▶ [Problem statement] Every line of the data must be set down exactly as shown.

▶ [Study material]
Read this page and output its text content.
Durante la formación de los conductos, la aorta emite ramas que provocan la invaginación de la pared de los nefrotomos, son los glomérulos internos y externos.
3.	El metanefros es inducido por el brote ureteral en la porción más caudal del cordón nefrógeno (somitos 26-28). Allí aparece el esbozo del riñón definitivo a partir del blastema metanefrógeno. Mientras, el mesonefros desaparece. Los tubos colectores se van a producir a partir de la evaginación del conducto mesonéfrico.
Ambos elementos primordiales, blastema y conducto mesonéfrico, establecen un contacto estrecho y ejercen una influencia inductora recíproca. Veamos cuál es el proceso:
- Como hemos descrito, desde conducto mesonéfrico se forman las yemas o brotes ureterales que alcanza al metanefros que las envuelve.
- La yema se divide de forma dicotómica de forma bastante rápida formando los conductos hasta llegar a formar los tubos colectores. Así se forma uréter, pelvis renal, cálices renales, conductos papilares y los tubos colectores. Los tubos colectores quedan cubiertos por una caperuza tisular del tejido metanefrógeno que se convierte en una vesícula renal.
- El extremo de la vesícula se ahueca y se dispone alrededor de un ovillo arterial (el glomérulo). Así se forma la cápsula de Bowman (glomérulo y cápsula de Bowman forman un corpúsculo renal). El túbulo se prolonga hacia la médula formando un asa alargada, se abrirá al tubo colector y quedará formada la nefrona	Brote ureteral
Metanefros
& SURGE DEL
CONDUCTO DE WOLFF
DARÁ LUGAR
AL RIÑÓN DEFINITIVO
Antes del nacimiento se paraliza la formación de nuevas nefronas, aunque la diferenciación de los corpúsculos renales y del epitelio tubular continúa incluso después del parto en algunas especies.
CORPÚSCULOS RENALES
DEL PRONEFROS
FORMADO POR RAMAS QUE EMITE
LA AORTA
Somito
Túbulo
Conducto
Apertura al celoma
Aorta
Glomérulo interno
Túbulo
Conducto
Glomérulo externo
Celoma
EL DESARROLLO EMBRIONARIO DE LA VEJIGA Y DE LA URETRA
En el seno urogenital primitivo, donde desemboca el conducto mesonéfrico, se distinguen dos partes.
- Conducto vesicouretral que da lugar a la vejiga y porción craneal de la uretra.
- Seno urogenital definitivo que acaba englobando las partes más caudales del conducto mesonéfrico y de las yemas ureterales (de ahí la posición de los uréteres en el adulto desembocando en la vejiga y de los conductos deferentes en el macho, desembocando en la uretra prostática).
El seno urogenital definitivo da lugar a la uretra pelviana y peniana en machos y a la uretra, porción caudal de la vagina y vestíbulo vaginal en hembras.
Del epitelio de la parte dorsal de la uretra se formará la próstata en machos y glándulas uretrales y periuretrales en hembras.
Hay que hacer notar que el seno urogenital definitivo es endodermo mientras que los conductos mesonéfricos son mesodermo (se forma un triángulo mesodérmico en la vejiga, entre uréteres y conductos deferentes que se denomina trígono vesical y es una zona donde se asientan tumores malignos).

▶ [Result below]
Read this page and output its text content.
Durante la formación de los conductos, la aorta emite ramas que provocan la invaginación de la pared de los nefrotomos, son los glomérulos internos y externos.
3.	El metanefros es inducido por el brote ureteral en la porción más caudal del cordón nefrógeno (somitos 26-28). Allí aparece el esbozo del riñón definitivo a partir del blastema metanefrógeno. Mientras, el mesonefros desaparece. Los tubos colectores se van a producir a partir de la evaginación del conducto mesonéfrico.
Ambos elementos primordiales, blastema y conducto mesonéfrico, establecen un contacto estrecho y ejercen una influencia inductora recíproca. Veamos cuál es el proceso:
- Como hemos descrito, desde conducto mesonéfrico se forman las yemas o brotes ureterales que alcanza al metanefros que las envuelve.
- La yema se divide de forma dicotómica de forma bastante rápida formando los conductos hasta llegar a formar los tubos colectores. Así se forma uréter, pelvis renal, cálices renales, conductos papilares y los tubos colectores. Los tubos colectores quedan cubiertos por una caperuza tisular del tejido metanefrógeno que se convierte en una vesícula renal.
- El extremo de la vesícula se ahueca y se dispone alrededor de un ovillo arterial (el glomérulo). Así se forma la cápsula de Bowman (glomérulo y cápsula de Bowman forman un corpúsculo renal). El túbulo se prolonga hacia la médula formando un asa alargada, se abrirá al tubo colector y quedará formada la nefrona	Brote ureteral
Metanefros
& SURGE DEL
CONDUCTO DE WOLFF
DARÁ LUGAR
AL RIÑÓN DEFINITIVO
Antes del nacimiento se paraliza la formación de nuevas nefronas, aunque la diferenciación de los corpúsculos renales y del epitelio tubular continúa incluso después del parto en algunas especies.
CORPÚSCULOS RENALES
DEL PRONEFROS
FORMADO POR RAMAS QUE EMITE
LA AORTA
Somito
Túbulo
Conducto
Apertura al celoma
Aorta
Glomérulo interno
Túbulo
Conducto
Glomérulo externo
Celoma
EL DESARROLLO EMBRIONARIO DE LA VEJIGA Y DE LA URETRA
En el seno urogenital primitivo, donde desemboca el conducto mesonéfrico, se distinguen dos partes.
- Conducto vesicouretral que da lugar a la vejiga y porción craneal de la uretra.
- Seno urogenital definitivo que acaba englobando las partes más caudales del conducto mesonéfrico y de las yemas ureterales (de ahí la posición de los uréteres en el adulto desembocando en la vejiga y de los conductos deferentes en el macho, desembocando en la uretra prostática).
El seno urogenital definitivo da lugar a la uretra pelviana y peniana en machos y a la uretra, porción caudal de la vagina y vestíbulo vaginal en hembras.
Del epitelio de la parte dorsal de la uretra se formará la próstata en machos y glándulas uretrales y periuretrales en hembras.
Hay que hacer notar que el seno urogenital definitivo es endodermo mientras que los conductos mesonéfricos son mesodermo (se forma un triángulo mesodérmico en la vejiga, entre uréteres y conductos deferentes que se denomina trígono vesical y es una zona donde se asientan tumores malignos).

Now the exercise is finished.